Dataset entries:
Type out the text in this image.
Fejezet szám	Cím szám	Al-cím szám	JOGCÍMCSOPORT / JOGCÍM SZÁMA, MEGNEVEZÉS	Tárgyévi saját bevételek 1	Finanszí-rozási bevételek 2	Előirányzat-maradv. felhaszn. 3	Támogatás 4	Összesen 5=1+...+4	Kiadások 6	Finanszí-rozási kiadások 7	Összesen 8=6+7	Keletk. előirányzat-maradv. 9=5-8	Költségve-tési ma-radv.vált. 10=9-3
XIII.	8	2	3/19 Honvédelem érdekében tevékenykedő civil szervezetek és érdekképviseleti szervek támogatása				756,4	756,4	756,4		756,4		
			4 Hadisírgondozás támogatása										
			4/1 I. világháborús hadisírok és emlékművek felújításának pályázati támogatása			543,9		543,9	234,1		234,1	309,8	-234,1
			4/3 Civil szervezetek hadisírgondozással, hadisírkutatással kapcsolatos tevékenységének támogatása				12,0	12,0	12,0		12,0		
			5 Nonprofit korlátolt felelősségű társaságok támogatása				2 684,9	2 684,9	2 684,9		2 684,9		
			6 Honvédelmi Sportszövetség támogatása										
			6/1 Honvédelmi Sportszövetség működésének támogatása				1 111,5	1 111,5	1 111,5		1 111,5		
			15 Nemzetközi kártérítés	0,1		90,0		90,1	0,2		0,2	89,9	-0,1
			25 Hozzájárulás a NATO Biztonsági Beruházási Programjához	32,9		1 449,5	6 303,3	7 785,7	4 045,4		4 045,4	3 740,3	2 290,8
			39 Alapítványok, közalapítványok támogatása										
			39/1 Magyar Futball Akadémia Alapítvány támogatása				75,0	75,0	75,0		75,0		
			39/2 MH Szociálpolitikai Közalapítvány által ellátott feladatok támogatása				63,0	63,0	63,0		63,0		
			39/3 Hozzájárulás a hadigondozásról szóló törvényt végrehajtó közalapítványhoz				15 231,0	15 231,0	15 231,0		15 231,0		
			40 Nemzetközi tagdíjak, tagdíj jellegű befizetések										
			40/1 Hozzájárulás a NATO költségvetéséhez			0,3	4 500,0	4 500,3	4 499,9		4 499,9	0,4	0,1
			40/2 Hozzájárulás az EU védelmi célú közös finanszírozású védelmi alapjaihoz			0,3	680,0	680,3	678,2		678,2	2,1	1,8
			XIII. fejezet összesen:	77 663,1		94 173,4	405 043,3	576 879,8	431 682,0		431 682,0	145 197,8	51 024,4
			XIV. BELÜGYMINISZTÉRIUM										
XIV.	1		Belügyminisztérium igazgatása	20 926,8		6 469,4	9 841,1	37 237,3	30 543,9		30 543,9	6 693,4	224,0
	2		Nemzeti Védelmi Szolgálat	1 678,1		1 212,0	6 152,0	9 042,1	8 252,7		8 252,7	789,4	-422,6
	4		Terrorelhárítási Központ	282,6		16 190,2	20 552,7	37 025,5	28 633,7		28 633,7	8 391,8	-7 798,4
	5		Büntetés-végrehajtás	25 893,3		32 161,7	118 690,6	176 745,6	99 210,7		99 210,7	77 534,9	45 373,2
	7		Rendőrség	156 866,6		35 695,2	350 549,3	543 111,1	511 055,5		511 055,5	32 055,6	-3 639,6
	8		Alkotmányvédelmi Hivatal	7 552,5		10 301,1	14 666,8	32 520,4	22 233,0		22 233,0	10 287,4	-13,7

* * *

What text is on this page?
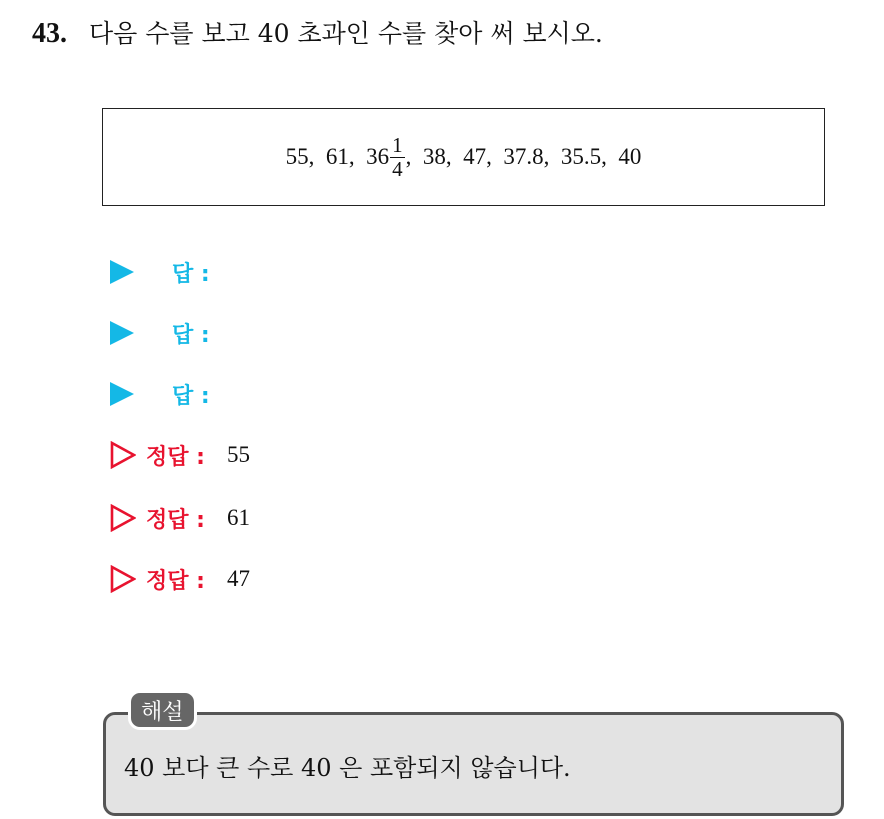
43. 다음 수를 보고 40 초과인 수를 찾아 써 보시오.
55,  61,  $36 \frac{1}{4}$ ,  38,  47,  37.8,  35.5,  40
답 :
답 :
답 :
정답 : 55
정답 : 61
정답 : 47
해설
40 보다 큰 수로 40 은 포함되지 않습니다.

**TASK TO COMPLETE**: Pull out all lines containing the word "NATO" from the entries above.

**SOLUTION BELOW**:
			25 Hozzájárulás a NATO Biztonsági Beruházási Programjához	32,9		1 449,5	6 303,3	7 785,7	4 045,4		4 045,4	3 740,3	2 290,8
			40/1 Hozzájárulás a NATO költségvetéséhez			0,3	4 500,0	4 500,3	4 499,9		4 499,9	0,4	0,1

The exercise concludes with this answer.